+++ Exercise inputs
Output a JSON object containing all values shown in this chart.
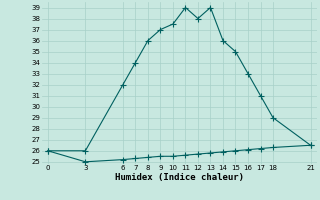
{
  "xlabel": "Humidex (Indice chaleur)",
  "bg_color": "#c8e8e0",
  "grid_color": "#a8d0c8",
  "line_color": "#006060",
  "line1_x": [
    0,
    3,
    6,
    7,
    8,
    9,
    10,
    11,
    12,
    13,
    14,
    15,
    16,
    17,
    18,
    21
  ],
  "line1_y": [
    26,
    26,
    32,
    34,
    36,
    37,
    37.5,
    39,
    38,
    39,
    36,
    35,
    33,
    31,
    29,
    26.5
  ],
  "line2_x": [
    0,
    3,
    6,
    7,
    8,
    9,
    10,
    11,
    12,
    13,
    14,
    15,
    16,
    17,
    18,
    21
  ],
  "line2_y": [
    26,
    25,
    25.2,
    25.3,
    25.4,
    25.5,
    25.5,
    25.6,
    25.7,
    25.8,
    25.9,
    26.0,
    26.1,
    26.2,
    26.3,
    26.5
  ],
  "xlim": [
    -0.5,
    21.5
  ],
  "ylim": [
    24.8,
    39.5
  ],
  "xticks": [
    0,
    3,
    6,
    7,
    8,
    9,
    10,
    11,
    12,
    13,
    14,
    15,
    16,
    17,
    18,
    21
  ],
  "yticks": [
    25,
    26,
    27,
    28,
    29,
    30,
    31,
    32,
    33,
    34,
    35,
    36,
    37,
    38,
    39
  ],
  "marker": "+",
  "markersize": 4,
  "linewidth": 0.8,
  "tick_fontsize": 5,
  "xlabel_fontsize": 6.5
}
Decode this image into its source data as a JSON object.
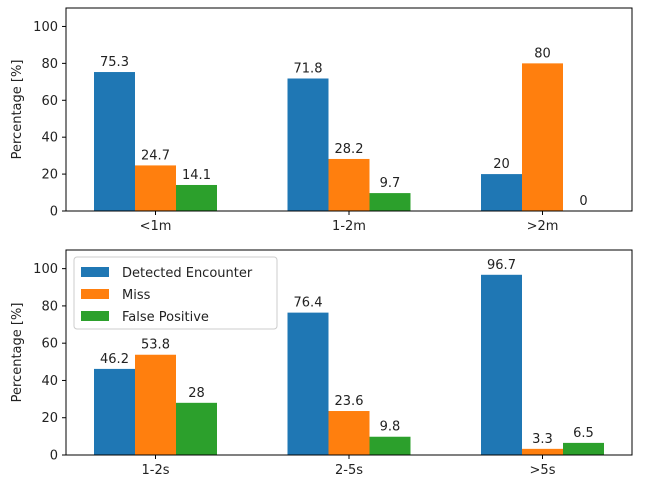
{
  "chart_data": [
    {
      "type": "bar",
      "categories": [
        "<1m",
        "1-2m",
        ">2m"
      ],
      "series": [
        {
          "name": "Detected Encounter",
          "values": [
            75.3,
            71.8,
            20
          ]
        },
        {
          "name": "Miss",
          "values": [
            24.7,
            28.2,
            80
          ]
        },
        {
          "name": "False Positive",
          "values": [
            14.1,
            9.7,
            0
          ]
        }
      ],
      "ylabel": "Percentage [%]",
      "ylim": [
        0,
        110
      ],
      "yticks": [
        0,
        20,
        40,
        60,
        80,
        100
      ],
      "legend": "none",
      "grid": false
    },
    {
      "type": "bar",
      "categories": [
        "1-2s",
        "2-5s",
        ">5s"
      ],
      "series": [
        {
          "name": "Detected Encounter",
          "values": [
            46.2,
            76.4,
            96.7
          ]
        },
        {
          "name": "Miss",
          "values": [
            53.8,
            23.6,
            3.3
          ]
        },
        {
          "name": "False Positive",
          "values": [
            28,
            9.8,
            6.5
          ]
        }
      ],
      "ylabel": "Percentage [%]",
      "ylim": [
        0,
        110
      ],
      "yticks": [
        0,
        20,
        40,
        60,
        80,
        100
      ],
      "legend": "top-left",
      "grid": false
    }
  ],
  "colors": {
    "Detected Encounter": "#1f77b4",
    "Miss": "#ff7f0e",
    "False Positive": "#2ca02c"
  }
}
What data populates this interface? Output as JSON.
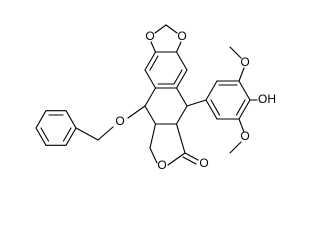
{
  "atom_labels": [
    "O",
    "O",
    "O",
    "O",
    "OH",
    "O",
    "O",
    "O"
  ]
}
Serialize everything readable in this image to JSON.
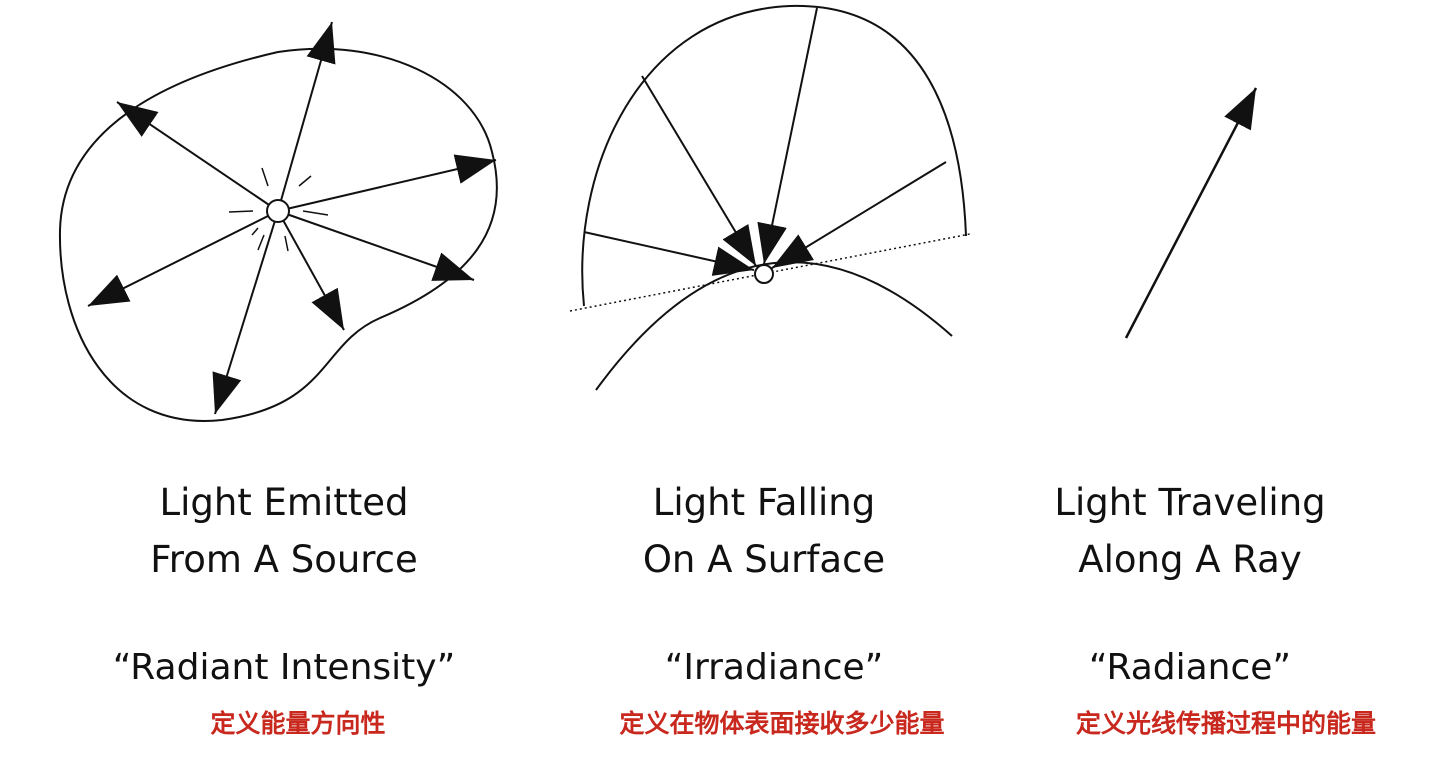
{
  "colors": {
    "line": "#111111",
    "note": "#c8281e",
    "background": "#ffffff"
  },
  "panels": [
    {
      "caption_line1": "Light Emitted",
      "caption_line2": "From A Source",
      "term": "“Radiant Intensity”",
      "note": "定义能量方向性"
    },
    {
      "caption_line1": "Light Falling",
      "caption_line2": "On A Surface",
      "term": "“Irradiance”",
      "note": "定义在物体表面接收多少能量"
    },
    {
      "caption_line1": "Light Traveling",
      "caption_line2": "Along A Ray",
      "term": "“Radiance”",
      "note": "定义光线传播过程中的能量"
    }
  ]
}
++++++
In the entries above, find every line with the word "JSON" and list it.

> Exercise response
Output a JSON object containing all values shown in this chart.
Decode this image into its source data as a JSON object.
What data populates this interface? Output as JSON.
Serialize everything readable in this image to JSON.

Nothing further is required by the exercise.